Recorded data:
####

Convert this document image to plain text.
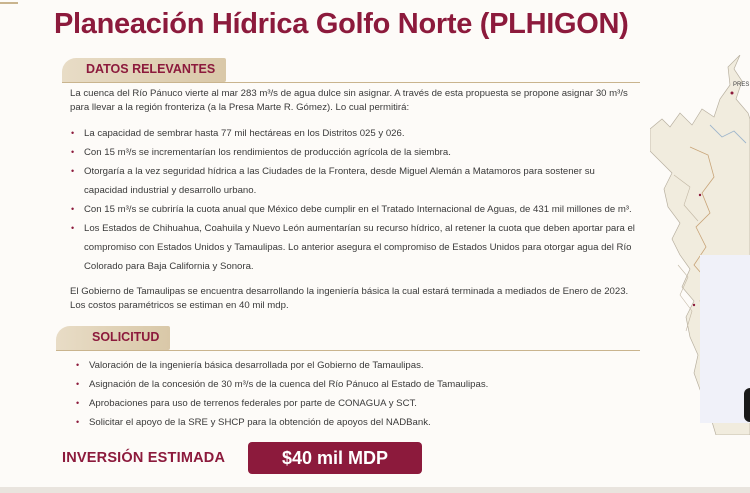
Planeación Hídrica Golfo Norte (PLHIGON)
DATOS RELEVANTES
La cuenca del Río Pánuco vierte al mar 283 m³/s de agua dulce sin asignar. A través de esta propuesta se propone asignar 30 m³/s
para llevar a la región fronteriza (a la Presa Marte R. Gómez). Lo cual permitirá:
• La capacidad de sembrar hasta 77 mil hectáreas en los Distritos 025 y 026.
• Con 15 m³/s se incrementarían los rendimientos de producción agrícola de la siembra.
• Otorgaría a la vez seguridad hídrica a las Ciudades de la Frontera, desde Miguel Alemán a Matamoros para sostener su
capacidad industrial y desarrollo urbano.
• Con 15 m³/s se cubriría la cuota anual que México debe cumplir en el Tratado Internacional de Aguas, de 431 mil millones de m³.
• Los Estados de Chihuahua, Coahuila y Nuevo León aumentarían su recurso hídrico, al retener la cuota que deben aportar para el
compromiso con Estados Unidos y Tamaulipas. Lo anterior asegura el compromiso de Estados Unidos para otorgar agua del Río
Colorado para Baja California y Sonora.
El Gobierno de Tamaulipas se encuentra desarrollando la ingeniería básica la cual estará terminada a mediados de Enero de 2023.
Los costos paramétricos se estiman en 40 mil mdp.
SOLICITUD
• Valoración de la ingeniería básica desarrollada por el Gobierno de Tamaulipas.
• Asignación de la concesión de 30 m³/s de la cuenca del Río Pánuco al Estado de Tamaulipas.
• Aprobaciones para uso de terrenos federales por parte de CONAGUA y SCT.
• Solicitar el apoyo de la SRE y SHCP para la obtención de apoyos del NADBank.
INVERSIÓN ESTIMADA	$40 mil MDP
PRES
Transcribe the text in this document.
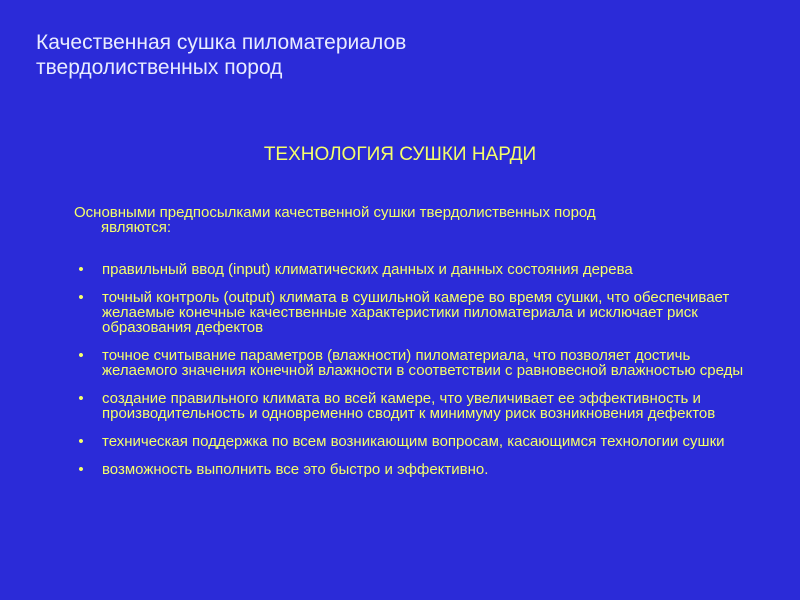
Качественная сушка пиломатериалов твердолиственных пород
ТЕХНОЛОГИЯ СУШКИ НАРДИ

Основными предпосылками качественной сушки твердолиственных пород
являются:

• правильный ввод (input) климатических данных и данных состояния дерева
• точный контроль (output) климата в сушильной камере во время сушки, что обеспечивает желаемые конечные качественные характеристики пиломатериала и исключает риск образования дефектов
• точное считывание параметров (влажности) пиломатериала, что позволяет достичь желаемого значения конечной влажности в соответствии с равновесной влажностью среды
• создание правильного климата во всей камере, что увеличивает ее эффективность и производительность и одновременно сводит к минимуму риск возникновения дефектов
• техническая поддержка по всем возникающим вопросам, касающимся технологии сушки
• возможность выполнить все это быстро и эффективно.
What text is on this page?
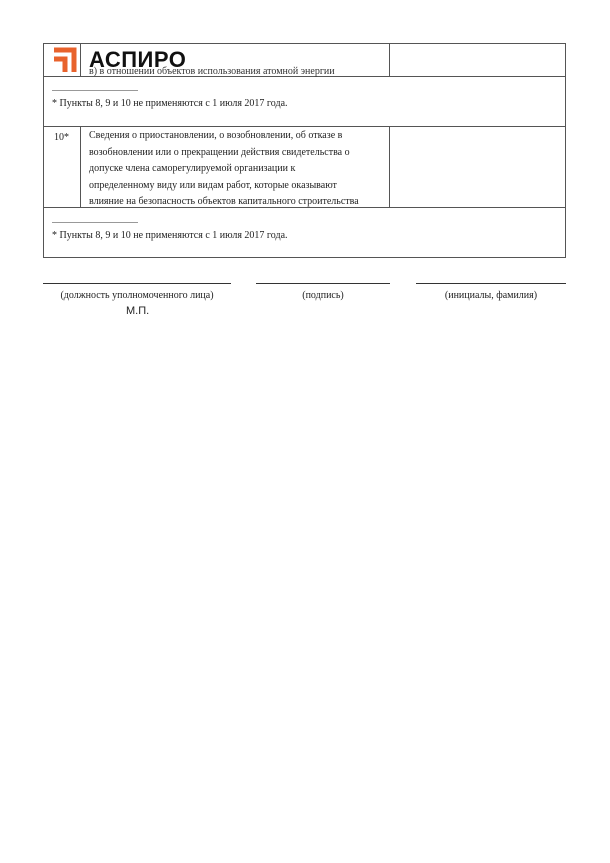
АСПИРО
в) в отношении объектов использования атомной энергии
* Пункты 8, 9 и 10 не применяются с 1 июля 2017 года.
10* Сведения о приостановлении, о возобновлении, об отказе в
возобновлении или о прекращении действия свидетельства о
допуске члена саморегулируемой организации к
определенному виду или видам работ, которые оказывают
влияние на безопасность объектов капитального строительства
* Пункты 8, 9 и 10 не применяются с 1 июля 2017 года.
(должность уполномоченного лица)	(подпись)	(инициалы, фамилия)
М.П.
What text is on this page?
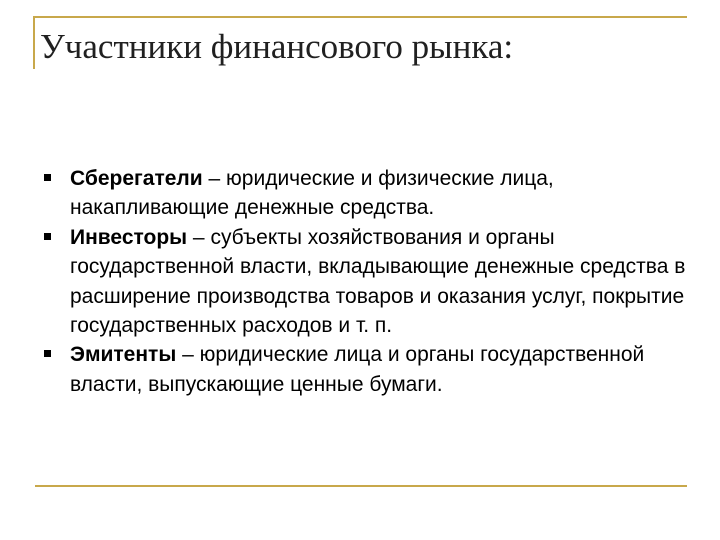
Участники финансового рынка:
Сберегатели – юридические и физические лица, накапливающие денежные средства.
Инвесторы – субъекты хозяйствования и органы государственной власти, вкладывающие денежные средства в расширение производства товаров и оказания услуг, покрытие государственных расходов и т. п.
Эмитенты – юридические лица и органы государственной власти, выпускающие ценные бумаги.
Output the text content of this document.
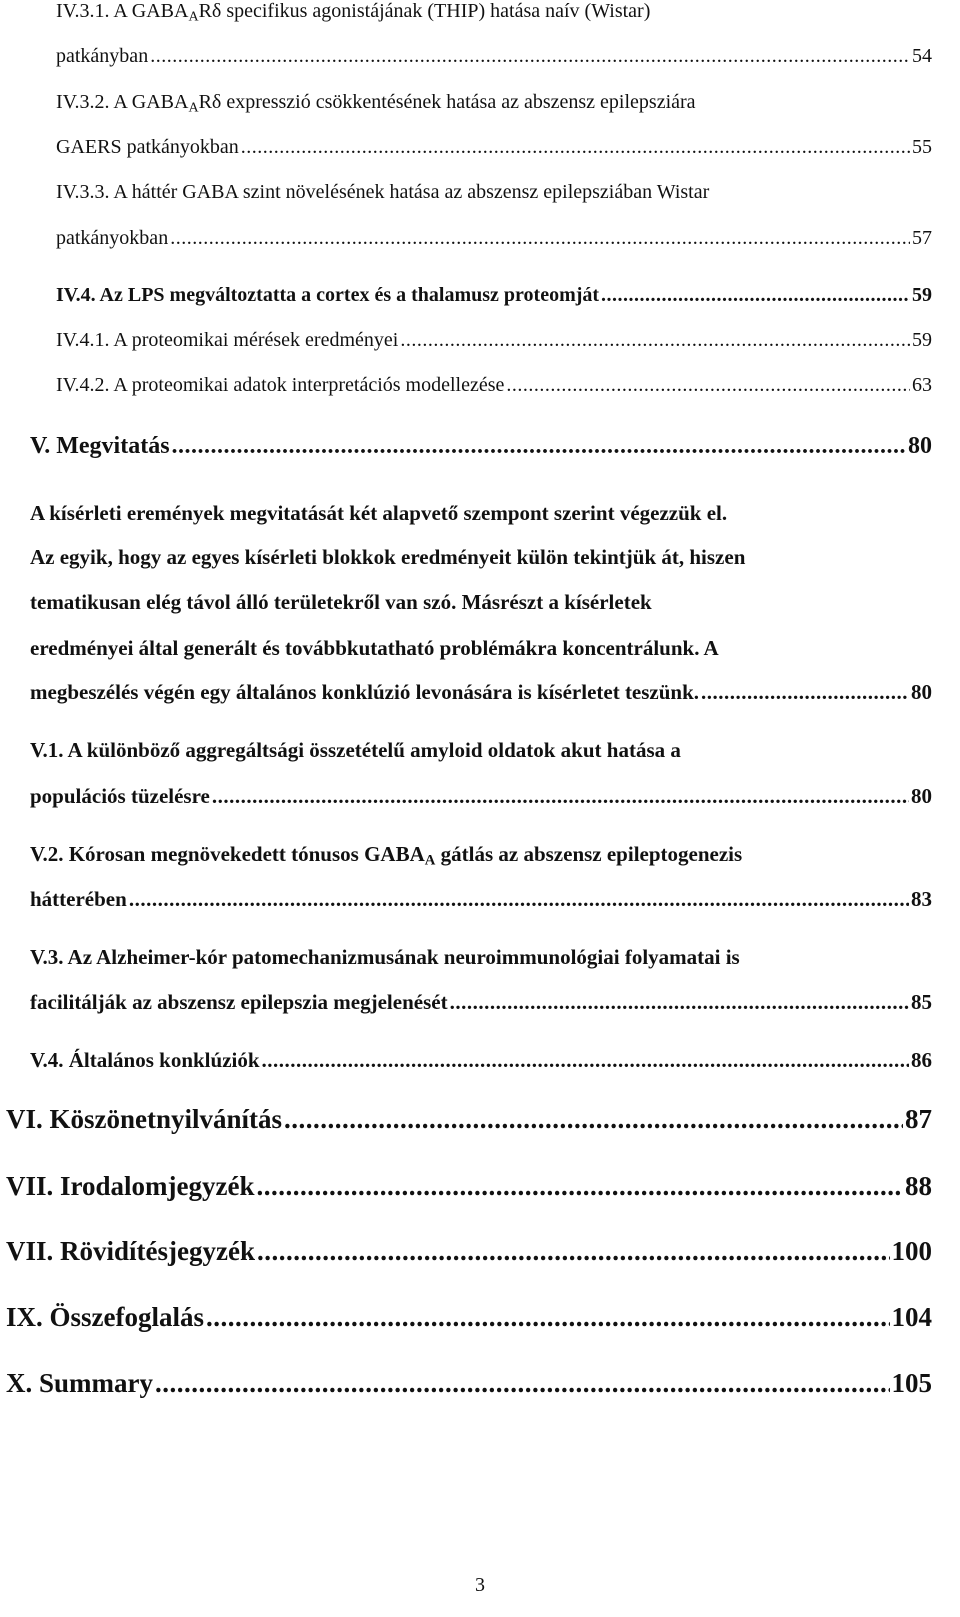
IV.3.1. A $GABA_AR\delta$ specifikus agonistájának (THIP) hatása naív (Wistar)
patkányban .....	54
IV.3.2. A $GABA_AR\delta$ expresszió csökkentésének hatása az abszensz epilepsziára
GAERS patkányokban .....	55
IV.3.3. A háttér GABA szint növelésének hatása az abszensz epilepsziában Wistar
patkányokban .....	57
IV.4. Az LPS megváltoztatta a cortex és a thalamusz proteomját .....	59
IV.4.1. A proteomikai mérések eredményei .....	59
IV.4.2. A proteomikai adatok interpretációs modellezése .....	63
V. Megvitatás .....	80
A kísérleti eremények megvitatását két alapvető szempont szerint végezzük el.
Az egyik, hogy az egyes kísérleti blokkok eredményeit külön tekintjük át, hiszen
tematikusan elég távol álló területekről van szó. Másrészt a kísérletek
eredményei által generált és továbbkutatható problémákra koncentrálunk. A
megbeszélés végén egy általános konklúzió levonására is kísérletet teszünk. .....	80
V.1. A különböző aggregáltsági összetételű amyloid oldatok akut hatása a
populációs tüzelésre .....	80
V.2. Kórosan megnövekedett tónusos $GABA_A$ gátlás az abszensz epileptogenezis
hátterében .....	83
V.3. Az Alzheimer-kór patomechanizmusának neuroimmunológiai folyamatai is
facilitálják az abszensz epilepszia megjelenését .....	85
V.4. Általános konklúziók .....	86
VI. Köszönetnyilvánítás .....	87
VII. Irodalomjegyzék .....	88
VII. Rövidítésjegyzék .....	100
IX. Összefoglalás .....	104
X. Summary .....	105
3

####

▶ **Task**
Working from the lines above, reproduce the material exactly and exclude its pictures.

▶ **Right answer**
Convert this document image to plain text.
Planeación Hídrica Golfo Norte (PLHIGON)
DATOS RELEVANTES
La cuenca del Río Pánuco vierte al mar 283 m³/s de agua dulce sin asignar. A través de esta propuesta se propone asignar 30 m³/s
para llevar a la región fronteriza (a la Presa Marte R. Gómez). Lo cual permitirá:
• La capacidad de sembrar hasta 77 mil hectáreas en los Distritos 025 y 026.
• Con 15 m³/s se incrementarían los rendimientos de producción agrícola de la siembra.
• Otorgaría a la vez seguridad hídrica a las Ciudades de la Frontera, desde Miguel Alemán a Matamoros para sostener su
capacidad industrial y desarrollo urbano.
• Con 15 m³/s se cubriría la cuota anual que México debe cumplir en el Tratado Internacional de Aguas, de 431 mil millones de m³.
• Los Estados de Chihuahua, Coahuila y Nuevo León aumentarían su recurso hídrico, al retener la cuota que deben aportar para el
compromiso con Estados Unidos y Tamaulipas. Lo anterior asegura el compromiso de Estados Unidos para otorgar agua del Río
Colorado para Baja California y Sonora.
El Gobierno de Tamaulipas se encuentra desarrollando la ingeniería básica la cual estará terminada a mediados de Enero de 2023.
Los costos paramétricos se estiman en 40 mil mdp.
SOLICITUD
• Valoración de la ingeniería básica desarrollada por el Gobierno de Tamaulipas.
• Asignación de la concesión de 30 m³/s de la cuenca del Río Pánuco al Estado de Tamaulipas.
• Aprobaciones para uso de terrenos federales por parte de CONAGUA y SCT.
• Solicitar el apoyo de la SRE y SHCP para la obtención de apoyos del NADBank.
INVERSIÓN ESTIMADA	$40 mil MDP
PRES
Transcribe the text in this document.
Качественная сушка пиломатериалов твердолиственных пород
ТЕХНОЛОГИЯ СУШКИ НАРДИ

Основными предпосылками качественной сушки твердолиственных пород
являются:

• правильный ввод (input) климатических данных и данных состояния дерева
• точный контроль (output) климата в сушильной камере во время сушки, что обеспечивает желаемые конечные качественные характеристики пиломатериала и исключает риск образования дефектов
• точное считывание параметров (влажности) пиломатериала, что позволяет достичь желаемого значения конечной влажности в соответствии с равновесной влажностью среды
• создание правильного климата во всей камере, что увеличивает ее эффективность и производительность и одновременно сводит к минимуму риск возникновения дефектов
• техническая поддержка по всем возникающим вопросам, касающимся технологии сушки
• возможность выполнить все это быстро и эффективно.
What text is on this page?
АСПИРО
в) в отношении объектов использования атомной энергии
* Пункты 8, 9 и 10 не применяются с 1 июля 2017 года.
10* Сведения о приостановлении, о возобновлении, об отказе в
возобновлении или о прекращении действия свидетельства о
допуске члена саморегулируемой организации к
определенному виду или видам работ, которые оказывают
влияние на безопасность объектов капитального строительства
* Пункты 8, 9 и 10 не применяются с 1 июля 2017 года.
(должность уполномоченного лица)	(подпись)	(инициалы, фамилия)
М.П.
What text is on this page?
Участники финансового рынка:
Сберегатели – юридические и физические лица, накапливающие денежные средства.
Инвесторы – субъекты хозяйствования и органы государственной власти, вкладывающие денежные средства в расширение производства товаров и оказания услуг, покрытие государственных расходов и т. п.
Эмитенты – юридические лица и органы государственной власти, выпускающие ценные бумаги.
Output the text content of this document.
IV.3.1. A $GABA_AR\delta$ specifikus agonistájának (THIP) hatása naív (Wistar)
patkányban .....	54
IV.3.2. A $GABA_AR\delta$ expresszió csökkentésének hatása az abszensz epilepsziára
GAERS patkányokban .....	55
IV.3.3. A háttér GABA szint növelésének hatása az abszensz epilepsziában Wistar
patkányokban .....	57
IV.4. Az LPS megváltoztatta a cortex és a thalamusz proteomját .....	59
IV.4.1. A proteomikai mérések eredményei .....	59
IV.4.2. A proteomikai adatok interpretációs modellezése .....	63
V. Megvitatás .....	80
A kísérleti eremények megvitatását két alapvető szempont szerint végezzük el.
Az egyik, hogy az egyes kísérleti blokkok eredményeit külön tekintjük át, hiszen
tematikusan elég távol álló területekről van szó. Másrészt a kísérletek
eredményei által generált és továbbkutatható problémákra koncentrálunk. A
megbeszélés végén egy általános konklúzió levonására is kísérletet teszünk. .....	80
V.1. A különböző aggregáltsági összetételű amyloid oldatok akut hatása a
populációs tüzelésre .....	80
V.2. Kórosan megnövekedett tónusos $GABA_A$ gátlás az abszensz epileptogenezis
hátterében .....	83
V.3. Az Alzheimer-kór patomechanizmusának neuroimmunológiai folyamatai is
facilitálják az abszensz epilepszia megjelenését .....	85
V.4. Általános konklúziók .....	86
VI. Köszönetnyilvánítás .....	87
VII. Irodalomjegyzék .....	88
VII. Rövidítésjegyzék .....	100
IX. Összefoglalás .....	104
X. Summary .....	105
3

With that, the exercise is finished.